• _Elenco dei compiti_:
1: Riassuma in due frasi il messaggio sui codec.
2: Ricopi il tratto del messaggio sui codec che va da "la comunità aveva" fino a "e senza lungaggini.".

══ Testo proposto

[ubuntu-it] Re: vlc e vwvlc
ObiMarco
disobolo a tin.it
Ven 4 Nov 2005 15:50:06 UTC
M4nG0 ha scritto:
> Ma quale e` la cosa che ti turba in particolare? Il fatto che Ubuntu decida di
> non supportare i codec propietari? Questo non mi sembra poi cosi` sbagliato.
> Personalmente preferisco, per fare un esempio, un sistema che inviti l'utente
> a crearsi un file audio in formato ogg piuttosto che in mp3: magari questo
> puo` aiutare la diffusione degli standard aperti ed un domani avremo
> mini-lettori ogg... Ovviamente dico inviti, non obblighi: ma l'obbligo non
> c'e`, perche' sei sempre libero, sia che le regole del tuo Paese lo permettano
> oppure no, di scaricarti da altri repositories il supporto per i codec che
> preferisci. Se gli sforzi della comunita` devono concentrarsi in particolare
> sul supporto di alcuni formati, preferisco che lo facciano su quelli aperti.
quando la comunità era libera allora sì che si poteva scegliere se
mettere nei backports, risorsa della comunità, programmi che la gran
parte della comunità voleva, come i codec, cosa assolutamente legale.
la comunità aveva un posto dove mettere i deb frutto del suo lavoro e
delle richieste della comunità stessa, adesso TU in quei posti sei
libero di scegliere di non prenderti quei codec, cosa che eri libero di
fare anche prima, io e moltissimi altri non siamo liberi di scegliere di
prenderli da lì, gìà fatti e senza lungaggini.

════
══ Voci presentate

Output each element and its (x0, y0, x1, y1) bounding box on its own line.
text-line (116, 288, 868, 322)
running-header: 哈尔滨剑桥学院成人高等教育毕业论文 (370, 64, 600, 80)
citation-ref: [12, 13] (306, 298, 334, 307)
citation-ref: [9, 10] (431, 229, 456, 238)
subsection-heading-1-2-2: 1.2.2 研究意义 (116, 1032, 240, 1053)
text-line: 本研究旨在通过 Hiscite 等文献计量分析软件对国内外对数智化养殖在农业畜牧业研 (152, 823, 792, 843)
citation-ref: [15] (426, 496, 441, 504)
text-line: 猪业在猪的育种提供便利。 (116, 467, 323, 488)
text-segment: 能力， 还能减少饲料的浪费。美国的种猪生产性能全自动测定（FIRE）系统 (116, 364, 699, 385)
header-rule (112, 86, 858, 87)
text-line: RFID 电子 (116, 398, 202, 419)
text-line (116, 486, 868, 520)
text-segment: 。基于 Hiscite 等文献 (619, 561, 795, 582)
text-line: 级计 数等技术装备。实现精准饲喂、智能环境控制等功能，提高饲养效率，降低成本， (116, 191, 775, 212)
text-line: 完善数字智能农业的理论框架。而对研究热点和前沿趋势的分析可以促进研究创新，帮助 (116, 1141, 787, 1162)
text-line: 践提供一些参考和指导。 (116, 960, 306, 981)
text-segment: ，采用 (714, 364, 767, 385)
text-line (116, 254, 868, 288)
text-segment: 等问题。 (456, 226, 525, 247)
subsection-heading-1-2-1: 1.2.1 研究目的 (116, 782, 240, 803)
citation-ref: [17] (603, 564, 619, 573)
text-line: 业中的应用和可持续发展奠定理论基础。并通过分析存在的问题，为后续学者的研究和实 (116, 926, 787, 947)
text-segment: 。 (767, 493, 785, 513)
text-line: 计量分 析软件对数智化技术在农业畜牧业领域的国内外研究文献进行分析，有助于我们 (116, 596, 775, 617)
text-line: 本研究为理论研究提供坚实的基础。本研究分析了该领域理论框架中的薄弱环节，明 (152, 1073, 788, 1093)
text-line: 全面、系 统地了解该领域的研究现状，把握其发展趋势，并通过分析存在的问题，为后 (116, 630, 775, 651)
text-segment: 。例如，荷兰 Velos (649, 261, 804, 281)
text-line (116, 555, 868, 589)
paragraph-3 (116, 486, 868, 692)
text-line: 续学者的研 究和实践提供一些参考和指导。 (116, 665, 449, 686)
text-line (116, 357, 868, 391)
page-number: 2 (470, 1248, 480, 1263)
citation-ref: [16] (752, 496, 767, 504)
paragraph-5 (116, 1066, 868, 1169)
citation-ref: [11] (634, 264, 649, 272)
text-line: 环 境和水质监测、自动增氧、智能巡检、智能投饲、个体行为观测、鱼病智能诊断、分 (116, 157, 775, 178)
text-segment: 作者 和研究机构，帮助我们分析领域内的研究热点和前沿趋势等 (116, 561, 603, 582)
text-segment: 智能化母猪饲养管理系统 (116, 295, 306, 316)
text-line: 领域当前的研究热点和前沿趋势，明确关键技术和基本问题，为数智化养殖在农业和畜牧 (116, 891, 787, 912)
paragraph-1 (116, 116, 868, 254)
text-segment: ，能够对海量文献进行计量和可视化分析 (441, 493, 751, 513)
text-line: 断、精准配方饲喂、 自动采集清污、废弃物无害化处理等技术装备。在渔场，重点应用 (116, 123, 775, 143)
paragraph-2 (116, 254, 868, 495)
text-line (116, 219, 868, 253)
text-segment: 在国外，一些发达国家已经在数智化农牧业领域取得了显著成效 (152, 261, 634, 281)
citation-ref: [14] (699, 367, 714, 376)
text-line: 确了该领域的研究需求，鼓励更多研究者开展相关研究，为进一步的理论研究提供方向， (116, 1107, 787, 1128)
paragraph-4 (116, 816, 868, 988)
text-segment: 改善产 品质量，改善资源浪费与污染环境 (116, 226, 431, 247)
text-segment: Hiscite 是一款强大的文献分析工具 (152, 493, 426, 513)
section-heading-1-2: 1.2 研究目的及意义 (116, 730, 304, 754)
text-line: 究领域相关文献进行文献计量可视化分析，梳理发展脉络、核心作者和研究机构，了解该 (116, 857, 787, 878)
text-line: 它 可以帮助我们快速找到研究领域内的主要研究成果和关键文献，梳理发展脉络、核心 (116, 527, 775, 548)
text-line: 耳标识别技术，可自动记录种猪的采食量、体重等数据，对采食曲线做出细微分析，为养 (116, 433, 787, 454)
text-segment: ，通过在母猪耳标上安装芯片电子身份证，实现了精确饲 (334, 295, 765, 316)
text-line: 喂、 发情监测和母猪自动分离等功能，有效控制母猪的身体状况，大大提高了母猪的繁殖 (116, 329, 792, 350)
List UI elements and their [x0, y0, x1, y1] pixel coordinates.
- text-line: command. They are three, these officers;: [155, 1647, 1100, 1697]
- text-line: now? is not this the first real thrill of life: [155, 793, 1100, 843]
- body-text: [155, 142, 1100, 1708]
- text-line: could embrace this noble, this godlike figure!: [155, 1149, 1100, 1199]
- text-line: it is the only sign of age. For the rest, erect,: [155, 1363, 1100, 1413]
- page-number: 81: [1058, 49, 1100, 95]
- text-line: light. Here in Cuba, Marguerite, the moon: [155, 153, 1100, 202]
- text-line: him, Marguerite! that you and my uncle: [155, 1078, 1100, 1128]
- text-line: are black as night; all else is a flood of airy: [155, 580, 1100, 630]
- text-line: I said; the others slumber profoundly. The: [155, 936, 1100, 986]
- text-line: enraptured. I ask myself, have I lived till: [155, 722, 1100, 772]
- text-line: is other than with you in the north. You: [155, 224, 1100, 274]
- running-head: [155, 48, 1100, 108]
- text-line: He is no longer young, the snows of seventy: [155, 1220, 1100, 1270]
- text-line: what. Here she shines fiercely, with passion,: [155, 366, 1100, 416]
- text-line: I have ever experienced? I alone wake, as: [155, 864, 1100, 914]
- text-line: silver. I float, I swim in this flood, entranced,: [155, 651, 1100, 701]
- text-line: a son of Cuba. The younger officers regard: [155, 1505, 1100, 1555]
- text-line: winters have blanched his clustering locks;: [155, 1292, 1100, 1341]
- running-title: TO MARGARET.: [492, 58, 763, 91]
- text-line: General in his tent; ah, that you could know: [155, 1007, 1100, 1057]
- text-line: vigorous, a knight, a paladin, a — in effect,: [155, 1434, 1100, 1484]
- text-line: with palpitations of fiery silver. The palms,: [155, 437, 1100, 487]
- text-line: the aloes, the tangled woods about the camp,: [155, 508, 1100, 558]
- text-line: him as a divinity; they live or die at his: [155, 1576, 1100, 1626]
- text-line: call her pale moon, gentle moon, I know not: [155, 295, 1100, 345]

════

• _Risposte corrette_:
1: Nel passo citato, M4nG0 sostiene che non supportare i codec proprietari non sia sbagliato e che sia preferibile un sistema che inviti a usare formati aperti come ogg, restando comunque liberi di scaricare il supporto per i codec da altri repository. La risposta ribatte che un tempo la comunità poteva inserire nei backports programmi legali richiesti dalla gran parte di essa, come i codec, mentre ora moltissimi non sono liberi di prenderli da lì già pronti e senza lungaggini.

2:
la comunità aveva un posto dove mettere i deb frutto del suo lavoro e
delle richieste della comunità stessa, adesso TU in quei posti sei
libero di scegliere di non prenderti quei codec, cosa che eri libero di
fare anche prima, io e moltissimi altri non siamo liberi di scegliere di
prenderli da lì, gìà fatti e senza lungaggini.